- TASK DETAILS
Select the lines that contain "network" and copy each of them.

····················

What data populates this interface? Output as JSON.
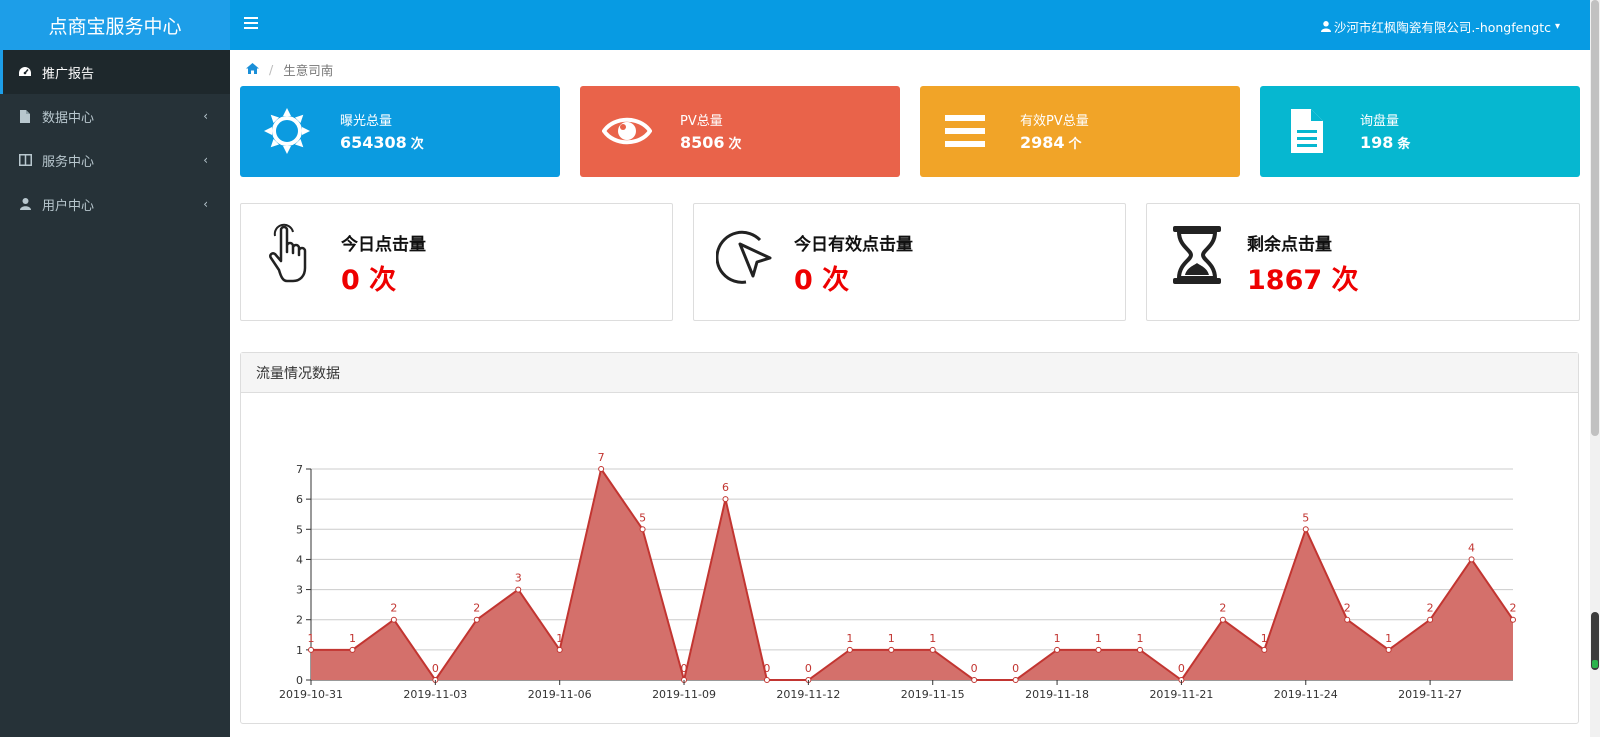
{
  "brand": "点商宝服务中心",
  "sidebar": {
    "items": [
      {
        "label": "推广报告",
        "icon": "dashboard-icon"
      },
      {
        "label": "数据中心",
        "icon": "file-icon"
      },
      {
        "label": "服务中心",
        "icon": "columns-icon"
      },
      {
        "label": "用户中心",
        "icon": "user-icon"
      }
    ]
  },
  "topbar": {
    "user_label": "沙河市红枫陶瓷有限公司.-hongfengtc"
  },
  "breadcrumb": {
    "current": "生意司南"
  },
  "stats": [
    {
      "label": "曝光总量",
      "value": "654308",
      "unit": "次",
      "color": "#0b9be0",
      "icon": "sun-icon"
    },
    {
      "label": "PV总量",
      "value": "8506",
      "unit": "次",
      "color": "#e9634a",
      "icon": "eye-icon"
    },
    {
      "label": "有效PV总量",
      "value": "2984",
      "unit": "个",
      "color": "#f1a428",
      "icon": "bars-icon"
    },
    {
      "label": "询盘量",
      "value": "198",
      "unit": "条",
      "color": "#06b7d0",
      "icon": "document-icon"
    }
  ],
  "clicks": [
    {
      "title": "今日点击量",
      "value": "0 次",
      "icon": "hand-pointer-icon"
    },
    {
      "title": "今日有效点击量",
      "value": "0 次",
      "icon": "cursor-icon"
    },
    {
      "title": "剩余点击量",
      "value": "1867 次",
      "icon": "hourglass-icon"
    }
  ],
  "panel": {
    "title": "流量情况数据"
  },
  "chart_data": {
    "type": "area",
    "x": [
      "2019-10-31",
      "2019-11-01",
      "2019-11-02",
      "2019-11-03",
      "2019-11-04",
      "2019-11-05",
      "2019-11-06",
      "2019-11-07",
      "2019-11-08",
      "2019-11-09",
      "2019-11-10",
      "2019-11-11",
      "2019-11-12",
      "2019-11-13",
      "2019-11-14",
      "2019-11-15",
      "2019-11-16",
      "2019-11-17",
      "2019-11-18",
      "2019-11-19",
      "2019-11-20",
      "2019-11-21",
      "2019-11-22",
      "2019-11-23",
      "2019-11-24",
      "2019-11-25",
      "2019-11-26",
      "2019-11-27",
      "2019-11-28",
      "2019-11-29"
    ],
    "values": [
      1,
      1,
      2,
      0,
      2,
      3,
      1,
      7,
      5,
      0,
      6,
      0,
      0,
      1,
      1,
      1,
      0,
      0,
      1,
      1,
      1,
      0,
      2,
      1,
      5,
      2,
      1,
      2,
      4,
      2
    ],
    "x_tick_labels": [
      "2019-10-31",
      "2019-11-03",
      "2019-11-06",
      "2019-11-09",
      "2019-11-12",
      "2019-11-15",
      "2019-11-18",
      "2019-11-21",
      "2019-11-24",
      "2019-11-27"
    ],
    "ylim": [
      0,
      7
    ],
    "y_ticks": [
      0,
      1,
      2,
      3,
      4,
      5,
      6,
      7
    ],
    "grid": true,
    "line_color": "#c23531",
    "fill_color": "#d4706b",
    "point_labels": true
  }
}
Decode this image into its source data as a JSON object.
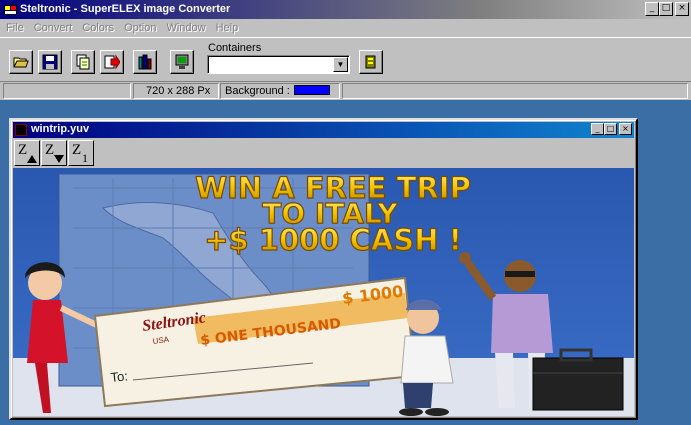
{
  "window": {
    "title": "Steltronic - SuperELEX image Converter",
    "controls": [
      "_",
      "□",
      "×"
    ]
  },
  "menu": [
    "File",
    "Convert",
    "Colors",
    "Option",
    "Window",
    "Help"
  ],
  "toolbar": {
    "buttons": [
      "open-icon",
      "save-icon",
      "convert-icon",
      "export-icon",
      "transfer-icon",
      "monitor-icon",
      "container-icon"
    ],
    "containers_label": "Containers",
    "containers_value": ""
  },
  "status": {
    "resolution": "720 x 288 Px",
    "background_label": "Background :",
    "background_color": "#0000ff"
  },
  "child": {
    "title": "wintrip.yuv",
    "controls": [
      "_",
      "□",
      "×"
    ],
    "zoom": {
      "zoom_in": "Z",
      "zoom_out": "Z",
      "zoom_1": "Z",
      "zoom_1_sub": "1"
    }
  },
  "image": {
    "headline_1": "WIN A FREE TRIP",
    "headline_2": "TO ITALY",
    "headline_3": "+$ 1000 CASH !",
    "check_brand": "Steltronic",
    "check_brand_sub": "USA",
    "check_amount": "$ 1000",
    "check_words": "$ ONE THOUSAND",
    "check_to": "To:"
  }
}
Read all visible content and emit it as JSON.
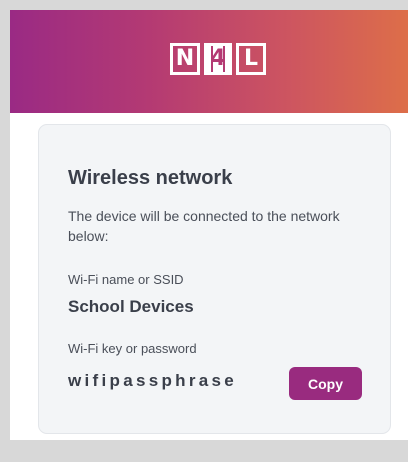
{
  "header": {
    "logo": {
      "letters": [
        "N",
        "4",
        "L"
      ],
      "brand_colors": [
        "#9a2a84",
        "#dd6e49"
      ]
    }
  },
  "card": {
    "title": "Wireless network",
    "description": "The device will be connected to the network below:",
    "ssid": {
      "label": "Wi-Fi name or SSID",
      "value": "School Devices"
    },
    "password": {
      "label": "Wi-Fi key or password",
      "value": "wifipassphrase"
    },
    "copy_button": {
      "label": "Copy",
      "color": "#992b7f"
    }
  }
}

····················

- WRITTEN ANSWER
    "title": "Wireless network",
    "description": "The device will be connected to the network below:",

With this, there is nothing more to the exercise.